> What needs to be done: Leave out every picture, then transcribe the rest of the listing exactly.

Source records
────────────────────
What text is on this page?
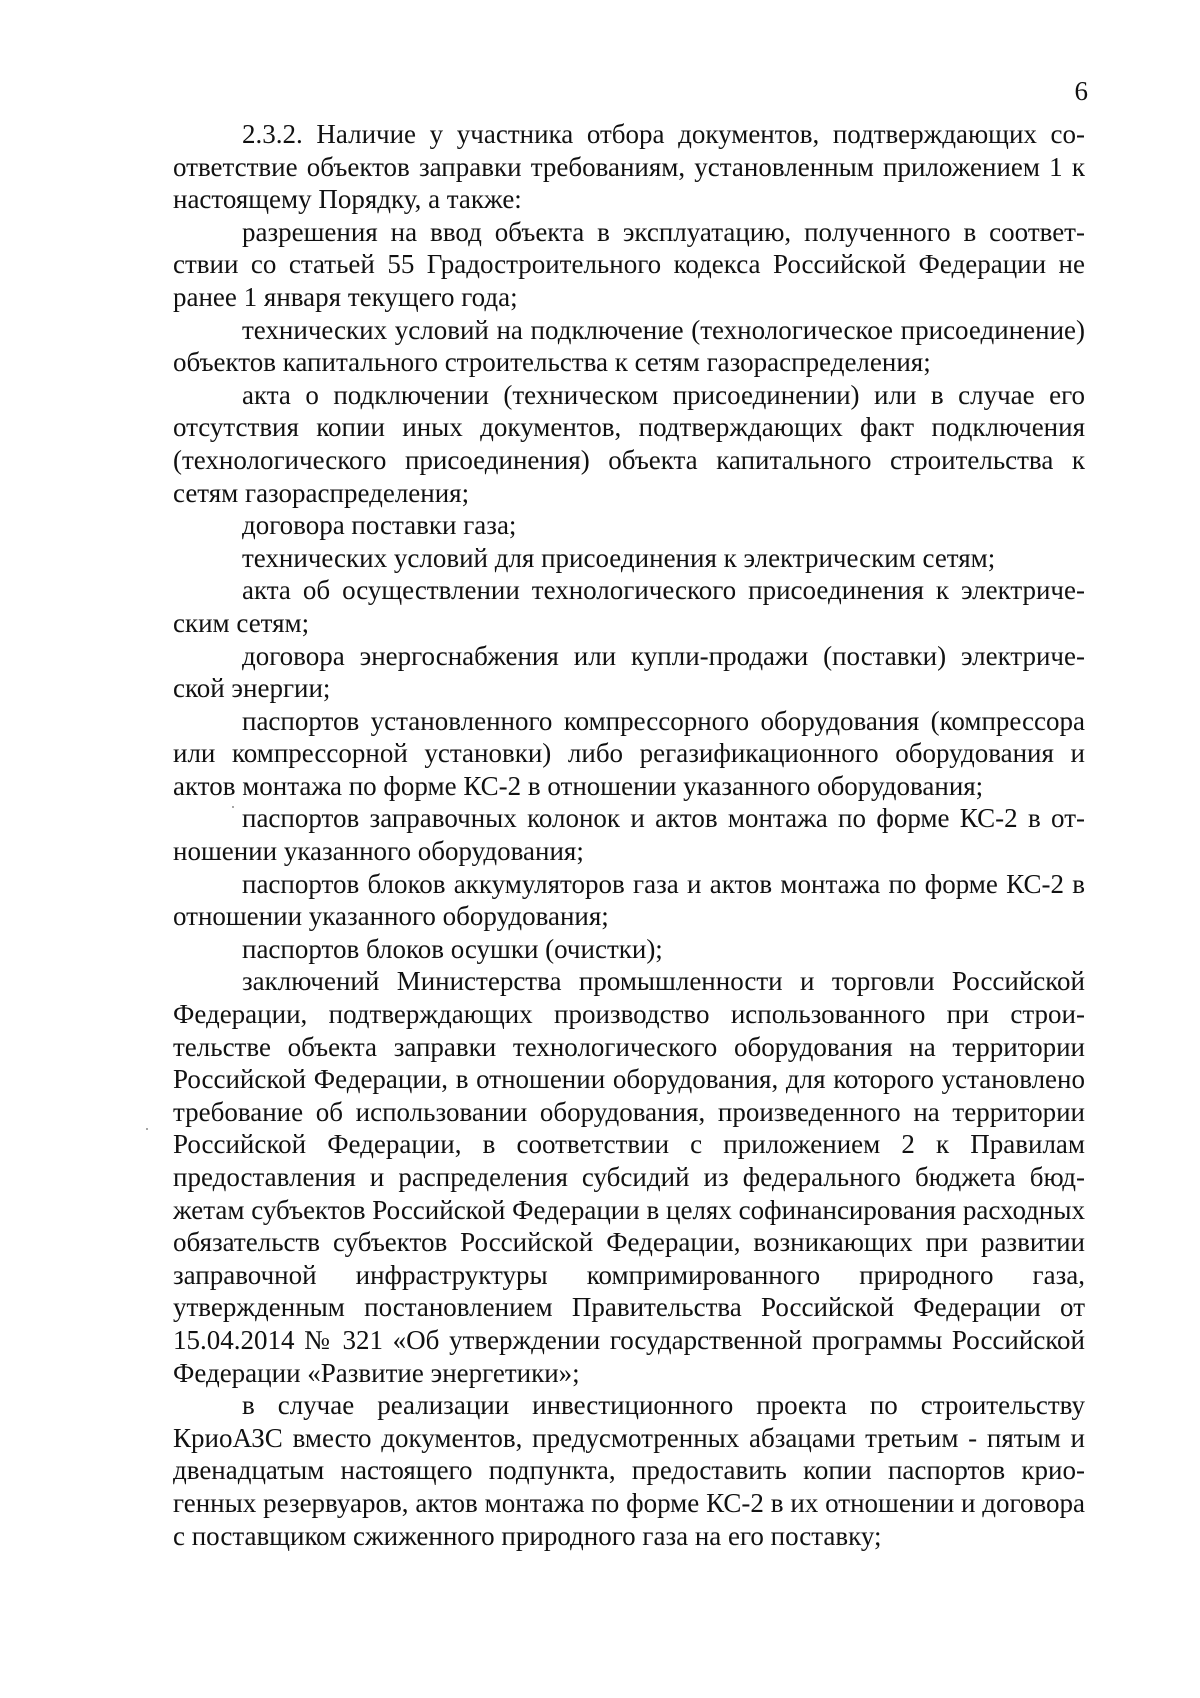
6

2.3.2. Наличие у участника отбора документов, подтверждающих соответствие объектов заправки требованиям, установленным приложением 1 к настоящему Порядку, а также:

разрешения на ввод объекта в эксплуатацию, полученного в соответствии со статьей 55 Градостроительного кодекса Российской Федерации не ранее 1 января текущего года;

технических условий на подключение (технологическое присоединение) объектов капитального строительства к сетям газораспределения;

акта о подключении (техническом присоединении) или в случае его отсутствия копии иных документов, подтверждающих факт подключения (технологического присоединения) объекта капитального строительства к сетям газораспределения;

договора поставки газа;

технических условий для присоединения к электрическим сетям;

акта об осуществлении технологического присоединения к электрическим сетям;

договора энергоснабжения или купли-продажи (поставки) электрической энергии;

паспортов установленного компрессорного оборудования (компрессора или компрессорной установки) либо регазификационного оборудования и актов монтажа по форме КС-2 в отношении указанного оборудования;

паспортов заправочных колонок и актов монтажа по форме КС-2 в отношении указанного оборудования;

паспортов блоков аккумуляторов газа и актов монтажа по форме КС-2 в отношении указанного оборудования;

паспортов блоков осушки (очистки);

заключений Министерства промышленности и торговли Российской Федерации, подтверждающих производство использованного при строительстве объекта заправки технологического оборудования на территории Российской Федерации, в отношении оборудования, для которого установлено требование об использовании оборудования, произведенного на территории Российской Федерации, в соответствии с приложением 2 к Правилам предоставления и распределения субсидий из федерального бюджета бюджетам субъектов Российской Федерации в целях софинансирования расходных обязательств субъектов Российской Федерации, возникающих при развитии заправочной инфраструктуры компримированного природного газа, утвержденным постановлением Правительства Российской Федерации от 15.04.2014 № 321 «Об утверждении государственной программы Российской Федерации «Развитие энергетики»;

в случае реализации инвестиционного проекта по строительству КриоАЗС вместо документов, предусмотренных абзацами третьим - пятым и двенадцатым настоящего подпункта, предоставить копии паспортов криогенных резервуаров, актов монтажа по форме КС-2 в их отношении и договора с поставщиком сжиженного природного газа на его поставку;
────────────────────
> Full response:
What text is on this page?
6

2.3.2. Наличие у участника отбора документов, подтверждающих соответствие объектов заправки требованиям, установленным приложением 1 к настоящему Порядку, а также:

разрешения на ввод объекта в эксплуатацию, полученного в соответствии со статьей 55 Градостроительного кодекса Российской Федерации не ранее 1 января текущего года;

технических условий на подключение (технологическое присоединение) объектов капитального строительства к сетям газораспределения;

акта о подключении (техническом присоединении) или в случае его отсутствия копии иных документов, подтверждающих факт подключения (технологического присоединения) объекта капитального строительства к сетям газораспределения;

договора поставки газа;

технических условий для присоединения к электрическим сетям;

акта об осуществлении технологического присоединения к электрическим сетям;

договора энергоснабжения или купли-продажи (поставки) электрической энергии;

паспортов установленного компрессорного оборудования (компрессора или компрессорной установки) либо регазификационного оборудования и актов монтажа по форме КС-2 в отношении указанного оборудования;

паспортов заправочных колонок и актов монтажа по форме КС-2 в отношении указанного оборудования;

паспортов блоков аккумуляторов газа и актов монтажа по форме КС-2 в отношении указанного оборудования;

паспортов блоков осушки (очистки);

заключений Министерства промышленности и торговли Российской Федерации, подтверждающих производство использованного при строительстве объекта заправки технологического оборудования на территории Российской Федерации, в отношении оборудования, для которого установлено требование об использовании оборудования, произведенного на территории Российской Федерации, в соответствии с приложением 2 к Правилам предоставления и распределения субсидий из федерального бюджета бюджетам субъектов Российской Федерации в целях софинансирования расходных обязательств субъектов Российской Федерации, возникающих при развитии заправочной инфраструктуры компримированного природного газа, утвержденным постановлением Правительства Российской Федерации от 15.04.2014 № 321 «Об утверждении государственной программы Российской Федерации «Развитие энергетики»;

в случае реализации инвестиционного проекта по строительству КриоАЗС вместо документов, предусмотренных абзацами третьим - пятым и двенадцатым настоящего подпункта, предоставить копии паспортов криогенных резервуаров, актов монтажа по форме КС-2 в их отношении и договора с поставщиком сжиженного природного газа на его поставку;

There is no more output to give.